— start —

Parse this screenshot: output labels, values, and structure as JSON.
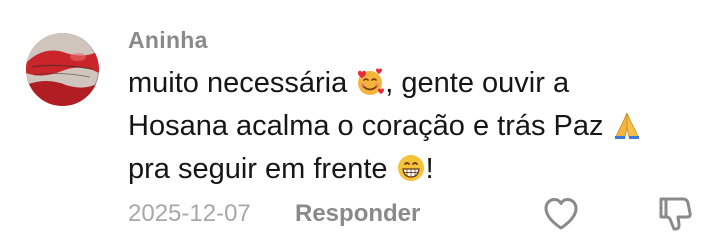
{
  "comment": {
    "username": "Aninha",
    "text_line1_before_emoji": "muito necessária ",
    "emoji1": "smiling-face-with-hearts-icon",
    "text_line1_after_emoji": ", gente ouvir a",
    "text_line2_before_emoji": "Hosana acalma o coração e trás Paz ",
    "emoji2": "folded-hands-icon",
    "text_line3_before_emoji": "pra seguir em frente ",
    "emoji3": "grinning-face-icon",
    "text_line3_after_emoji": "!",
    "date": "2025-12-07",
    "reply_label": "Responder"
  },
  "colors": {
    "username": "#8a8a8a",
    "text": "#161616",
    "meta": "#a8a8a8",
    "icon": "#8a8a8a"
  }
}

— end —

### AIM OF THE EXERCISE
Omit every picture, and otherwise quote the entries exactly.

### RESULT
Parse this screenshot: output labels, values, and structure as JSON.
{
  "comment": {
    "username": "Aninha",
    "text_line1_before_emoji": "muito necessária ",
    "emoji1": "smiling-face-with-hearts-icon",
    "text_line1_after_emoji": ", gente ouvir a",
    "text_line2_before_emoji": "Hosana acalma o coração e trás Paz ",
    "emoji2": "folded-hands-icon",
    "text_line3_before_emoji": "pra seguir em frente ",
    "emoji3": "grinning-face-icon",
    "text_line3_after_emoji": "!",
    "date": "2025-12-07",
    "reply_label": "Responder"
  },
  "colors": {
    "username": "#8a8a8a",
    "text": "#161616",
    "meta": "#a8a8a8",
    "icon": "#8a8a8a"
  }
}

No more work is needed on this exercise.